** Instruction **
Take the data that follows and retype it word for word.

_ _ _ _ _ _ _

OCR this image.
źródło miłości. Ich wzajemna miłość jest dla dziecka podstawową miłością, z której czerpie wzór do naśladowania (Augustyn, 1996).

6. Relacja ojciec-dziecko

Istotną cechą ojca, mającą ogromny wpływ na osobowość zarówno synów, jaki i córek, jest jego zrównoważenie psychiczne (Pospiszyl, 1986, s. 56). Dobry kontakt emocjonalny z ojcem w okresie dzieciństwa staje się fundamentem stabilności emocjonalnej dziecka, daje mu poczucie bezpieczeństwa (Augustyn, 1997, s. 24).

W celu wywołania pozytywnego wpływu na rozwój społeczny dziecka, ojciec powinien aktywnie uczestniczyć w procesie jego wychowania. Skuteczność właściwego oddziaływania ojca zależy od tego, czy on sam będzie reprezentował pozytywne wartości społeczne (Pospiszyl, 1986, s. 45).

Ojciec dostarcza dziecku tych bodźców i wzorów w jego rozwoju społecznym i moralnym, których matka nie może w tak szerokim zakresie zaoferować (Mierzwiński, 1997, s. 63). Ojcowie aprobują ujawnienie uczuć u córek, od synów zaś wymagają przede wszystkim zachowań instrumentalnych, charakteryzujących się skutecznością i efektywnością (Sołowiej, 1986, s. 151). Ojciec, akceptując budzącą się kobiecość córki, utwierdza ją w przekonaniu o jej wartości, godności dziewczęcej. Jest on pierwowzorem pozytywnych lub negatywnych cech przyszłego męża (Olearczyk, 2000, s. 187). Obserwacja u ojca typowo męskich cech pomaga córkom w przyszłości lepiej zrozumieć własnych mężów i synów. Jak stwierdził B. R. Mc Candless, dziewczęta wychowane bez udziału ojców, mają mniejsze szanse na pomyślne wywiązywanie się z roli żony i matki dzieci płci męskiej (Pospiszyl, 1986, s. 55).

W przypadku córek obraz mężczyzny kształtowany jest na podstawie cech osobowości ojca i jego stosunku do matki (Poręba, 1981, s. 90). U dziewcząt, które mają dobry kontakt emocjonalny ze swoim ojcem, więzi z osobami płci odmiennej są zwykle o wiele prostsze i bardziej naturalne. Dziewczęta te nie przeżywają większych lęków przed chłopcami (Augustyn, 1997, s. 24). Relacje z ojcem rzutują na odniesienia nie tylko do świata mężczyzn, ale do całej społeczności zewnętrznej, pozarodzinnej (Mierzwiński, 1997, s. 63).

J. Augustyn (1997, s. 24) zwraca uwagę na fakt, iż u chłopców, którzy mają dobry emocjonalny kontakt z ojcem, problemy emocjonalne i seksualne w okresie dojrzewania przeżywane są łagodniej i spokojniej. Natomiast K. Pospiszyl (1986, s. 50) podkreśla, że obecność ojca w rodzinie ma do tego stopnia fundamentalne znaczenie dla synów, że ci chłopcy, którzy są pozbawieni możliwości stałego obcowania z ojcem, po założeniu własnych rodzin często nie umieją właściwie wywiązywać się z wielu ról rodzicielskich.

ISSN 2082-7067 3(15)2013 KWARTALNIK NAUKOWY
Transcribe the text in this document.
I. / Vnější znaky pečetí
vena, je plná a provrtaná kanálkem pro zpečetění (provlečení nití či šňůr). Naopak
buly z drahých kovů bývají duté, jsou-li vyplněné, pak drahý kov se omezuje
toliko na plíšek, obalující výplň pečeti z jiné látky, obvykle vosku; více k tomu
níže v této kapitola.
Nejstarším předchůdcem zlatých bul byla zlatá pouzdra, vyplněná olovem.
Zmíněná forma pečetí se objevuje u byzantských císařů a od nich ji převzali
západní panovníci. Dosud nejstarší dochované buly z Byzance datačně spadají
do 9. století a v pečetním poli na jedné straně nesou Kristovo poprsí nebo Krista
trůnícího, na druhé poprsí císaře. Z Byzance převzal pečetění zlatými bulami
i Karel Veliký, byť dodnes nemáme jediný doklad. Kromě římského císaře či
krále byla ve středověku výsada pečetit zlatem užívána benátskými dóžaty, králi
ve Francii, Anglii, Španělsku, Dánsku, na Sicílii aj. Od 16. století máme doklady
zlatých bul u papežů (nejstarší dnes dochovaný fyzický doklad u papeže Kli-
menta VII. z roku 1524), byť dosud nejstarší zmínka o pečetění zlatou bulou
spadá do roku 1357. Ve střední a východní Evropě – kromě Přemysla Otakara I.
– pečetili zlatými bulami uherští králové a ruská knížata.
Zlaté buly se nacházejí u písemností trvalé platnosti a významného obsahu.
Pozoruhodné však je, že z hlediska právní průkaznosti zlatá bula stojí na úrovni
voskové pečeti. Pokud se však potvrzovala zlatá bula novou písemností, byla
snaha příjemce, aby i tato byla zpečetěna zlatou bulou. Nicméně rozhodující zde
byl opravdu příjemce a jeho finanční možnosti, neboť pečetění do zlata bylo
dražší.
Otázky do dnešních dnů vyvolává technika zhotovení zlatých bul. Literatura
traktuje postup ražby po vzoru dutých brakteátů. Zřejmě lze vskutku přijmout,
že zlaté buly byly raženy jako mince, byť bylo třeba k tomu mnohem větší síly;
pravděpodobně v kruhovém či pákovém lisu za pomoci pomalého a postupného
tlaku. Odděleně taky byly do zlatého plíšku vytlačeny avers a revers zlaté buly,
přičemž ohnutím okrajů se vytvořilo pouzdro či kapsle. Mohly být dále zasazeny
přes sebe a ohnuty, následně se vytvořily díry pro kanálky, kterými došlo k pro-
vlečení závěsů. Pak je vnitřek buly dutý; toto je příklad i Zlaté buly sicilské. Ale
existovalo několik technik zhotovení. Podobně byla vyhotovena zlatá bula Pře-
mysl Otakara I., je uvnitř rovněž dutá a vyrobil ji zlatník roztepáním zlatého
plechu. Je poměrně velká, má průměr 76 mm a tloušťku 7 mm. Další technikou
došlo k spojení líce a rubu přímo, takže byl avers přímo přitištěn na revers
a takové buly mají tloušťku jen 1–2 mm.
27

_ _ _ _ _ _ _

** Reply **
OCR this image.
źródło miłości. Ich wzajemna miłość jest dla dziecka podstawową miłością, z której czerpie wzór do naśladowania (Augustyn, 1996).

6. Relacja ojciec-dziecko

Istotną cechą ojca, mającą ogromny wpływ na osobowość zarówno synów, jaki i córek, jest jego zrównoważenie psychiczne (Pospiszyl, 1986, s. 56). Dobry kontakt emocjonalny z ojcem w okresie dzieciństwa staje się fundamentem stabilności emocjonalnej dziecka, daje mu poczucie bezpieczeństwa (Augustyn, 1997, s. 24).

W celu wywołania pozytywnego wpływu na rozwój społeczny dziecka, ojciec powinien aktywnie uczestniczyć w procesie jego wychowania. Skuteczność właściwego oddziaływania ojca zależy od tego, czy on sam będzie reprezentował pozytywne wartości społeczne (Pospiszyl, 1986, s. 45).

Ojciec dostarcza dziecku tych bodźców i wzorów w jego rozwoju społecznym i moralnym, których matka nie może w tak szerokim zakresie zaoferować (Mierzwiński, 1997, s. 63). Ojcowie aprobują ujawnienie uczuć u córek, od synów zaś wymagają przede wszystkim zachowań instrumentalnych, charakteryzujących się skutecznością i efektywnością (Sołowiej, 1986, s. 151). Ojciec, akceptując budzącą się kobiecość córki, utwierdza ją w przekonaniu o jej wartości, godności dziewczęcej. Jest on pierwowzorem pozytywnych lub negatywnych cech przyszłego męża (Olearczyk, 2000, s. 187). Obserwacja u ojca typowo męskich cech pomaga córkom w przyszłości lepiej zrozumieć własnych mężów i synów. Jak stwierdził B. R. Mc Candless, dziewczęta wychowane bez udziału ojców, mają mniejsze szanse na pomyślne wywiązywanie się z roli żony i matki dzieci płci męskiej (Pospiszyl, 1986, s. 55).

W przypadku córek obraz mężczyzny kształtowany jest na podstawie cech osobowości ojca i jego stosunku do matki (Poręba, 1981, s. 90). U dziewcząt, które mają dobry kontakt emocjonalny ze swoim ojcem, więzi z osobami płci odmiennej są zwykle o wiele prostsze i bardziej naturalne. Dziewczęta te nie przeżywają większych lęków przed chłopcami (Augustyn, 1997, s. 24). Relacje z ojcem rzutują na odniesienia nie tylko do świata mężczyzn, ale do całej społeczności zewnętrznej, pozarodzinnej (Mierzwiński, 1997, s. 63).

J. Augustyn (1997, s. 24) zwraca uwagę na fakt, iż u chłopców, którzy mają dobry emocjonalny kontakt z ojcem, problemy emocjonalne i seksualne w okresie dojrzewania przeżywane są łagodniej i spokojniej. Natomiast K. Pospiszyl (1986, s. 50) podkreśla, że obecność ojca w rodzinie ma do tego stopnia fundamentalne znaczenie dla synów, że ci chłopcy, którzy są pozbawieni możliwości stałego obcowania z ojcem, po założeniu własnych rodzin często nie umieją właściwie wywiązywać się z wielu ról rodzicielskich.

ISSN 2082-7067 3(15)2013 KWARTALNIK NAUKOWY
Transcribe the text in this document.
I. / Vnější znaky pečetí
vena, je plná a provrtaná kanálkem pro zpečetění (provlečení nití či šňůr). Naopak
buly z drahých kovů bývají duté, jsou-li vyplněné, pak drahý kov se omezuje
toliko na plíšek, obalující výplň pečeti z jiné látky, obvykle vosku; více k tomu
níže v této kapitola.
Nejstarším předchůdcem zlatých bul byla zlatá pouzdra, vyplněná olovem.
Zmíněná forma pečetí se objevuje u byzantských císařů a od nich ji převzali
západní panovníci. Dosud nejstarší dochované buly z Byzance datačně spadají
do 9. století a v pečetním poli na jedné straně nesou Kristovo poprsí nebo Krista
trůnícího, na druhé poprsí císaře. Z Byzance převzal pečetění zlatými bulami
i Karel Veliký, byť dodnes nemáme jediný doklad. Kromě římského císaře či
krále byla ve středověku výsada pečetit zlatem užívána benátskými dóžaty, králi
ve Francii, Anglii, Španělsku, Dánsku, na Sicílii aj. Od 16. století máme doklady
zlatých bul u papežů (nejstarší dnes dochovaný fyzický doklad u papeže Kli-
menta VII. z roku 1524), byť dosud nejstarší zmínka o pečetění zlatou bulou
spadá do roku 1357. Ve střední a východní Evropě – kromě Přemysla Otakara I.
– pečetili zlatými bulami uherští králové a ruská knížata.
Zlaté buly se nacházejí u písemností trvalé platnosti a významného obsahu.
Pozoruhodné však je, že z hlediska právní průkaznosti zlatá bula stojí na úrovni
voskové pečeti. Pokud se však potvrzovala zlatá bula novou písemností, byla
snaha příjemce, aby i tato byla zpečetěna zlatou bulou. Nicméně rozhodující zde
byl opravdu příjemce a jeho finanční možnosti, neboť pečetění do zlata bylo
dražší.
Otázky do dnešních dnů vyvolává technika zhotovení zlatých bul. Literatura
traktuje postup ražby po vzoru dutých brakteátů. Zřejmě lze vskutku přijmout,
že zlaté buly byly raženy jako mince, byť bylo třeba k tomu mnohem větší síly;
pravděpodobně v kruhovém či pákovém lisu za pomoci pomalého a postupného
tlaku. Odděleně taky byly do zlatého plíšku vytlačeny avers a revers zlaté buly,
přičemž ohnutím okrajů se vytvořilo pouzdro či kapsle. Mohly být dále zasazeny
přes sebe a ohnuty, následně se vytvořily díry pro kanálky, kterými došlo k pro-
vlečení závěsů. Pak je vnitřek buly dutý; toto je příklad i Zlaté buly sicilské. Ale
existovalo několik technik zhotovení. Podobně byla vyhotovena zlatá bula Pře-
mysl Otakara I., je uvnitř rovněž dutá a vyrobil ji zlatník roztepáním zlatého
plechu. Je poměrně velká, má průměr 76 mm a tloušťku 7 mm. Další technikou
došlo k spojení líce a rubu přímo, takže byl avers přímo přitištěn na revers
a takové buly mají tloušťku jen 1–2 mm.
27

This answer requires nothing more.